[Stored data entries]
============
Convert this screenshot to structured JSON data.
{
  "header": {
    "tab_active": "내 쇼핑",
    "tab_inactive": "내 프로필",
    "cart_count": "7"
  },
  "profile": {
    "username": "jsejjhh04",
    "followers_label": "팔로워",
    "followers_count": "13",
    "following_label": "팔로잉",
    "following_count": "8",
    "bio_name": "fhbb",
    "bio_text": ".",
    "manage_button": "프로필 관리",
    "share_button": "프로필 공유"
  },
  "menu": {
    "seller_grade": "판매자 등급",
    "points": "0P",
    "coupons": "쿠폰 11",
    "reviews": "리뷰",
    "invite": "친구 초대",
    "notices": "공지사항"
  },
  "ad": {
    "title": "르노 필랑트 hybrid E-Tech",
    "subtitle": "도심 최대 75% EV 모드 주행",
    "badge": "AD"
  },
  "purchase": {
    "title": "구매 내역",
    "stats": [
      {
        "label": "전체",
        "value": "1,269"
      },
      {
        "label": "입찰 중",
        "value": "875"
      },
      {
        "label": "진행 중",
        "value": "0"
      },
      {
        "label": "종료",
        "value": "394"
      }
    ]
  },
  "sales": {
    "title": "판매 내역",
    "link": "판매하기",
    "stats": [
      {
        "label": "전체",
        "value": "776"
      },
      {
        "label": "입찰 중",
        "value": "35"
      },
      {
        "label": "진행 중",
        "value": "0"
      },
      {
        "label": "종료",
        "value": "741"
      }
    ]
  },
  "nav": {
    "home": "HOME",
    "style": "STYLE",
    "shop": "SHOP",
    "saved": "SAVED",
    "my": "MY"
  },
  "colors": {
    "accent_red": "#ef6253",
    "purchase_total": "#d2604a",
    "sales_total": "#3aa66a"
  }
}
============
TASK INSTRUCTIONS: Reproduce all of the entries word for word.

EXPECTED ANSWER:
Convert this screenshot to structured JSON data.
{
  "header": {
    "tab_active": "내 쇼핑",
    "tab_inactive": "내 프로필",
    "cart_count": "7"
  },
  "profile": {
    "username": "jsejjhh04",
    "followers_label": "팔로워",
    "followers_count": "13",
    "following_label": "팔로잉",
    "following_count": "8",
    "bio_name": "fhbb",
    "bio_text": ".",
    "manage_button": "프로필 관리",
    "share_button": "프로필 공유"
  },
  "menu": {
    "seller_grade": "판매자 등급",
    "points": "0P",
    "coupons": "쿠폰 11",
    "reviews": "리뷰",
    "invite": "친구 초대",
    "notices": "공지사항"
  },
  "ad": {
    "title": "르노 필랑트 hybrid E-Tech",
    "subtitle": "도심 최대 75% EV 모드 주행",
    "badge": "AD"
  },
  "purchase": {
    "title": "구매 내역",
    "stats": [
      {
        "label": "전체",
        "value": "1,269"
      },
      {
        "label": "입찰 중",
        "value": "875"
      },
      {
        "label": "진행 중",
        "value": "0"
      },
      {
        "label": "종료",
        "value": "394"
      }
    ]
  },
  "sales": {
    "title": "판매 내역",
    "link": "판매하기",
    "stats": [
      {
        "label": "전체",
        "value": "776"
      },
      {
        "label": "입찰 중",
        "value": "35"
      },
      {
        "label": "진행 중",
        "value": "0"
      },
      {
        "label": "종료",
        "value": "741"
      }
    ]
  },
  "nav": {
    "home": "HOME",
    "style": "STYLE",
    "shop": "SHOP",
    "saved": "SAVED",
    "my": "MY"
  },
  "colors": {
    "accent_red": "#ef6253",
    "purchase_total": "#d2604a",
    "sales_total": "#3aa66a"
  }
}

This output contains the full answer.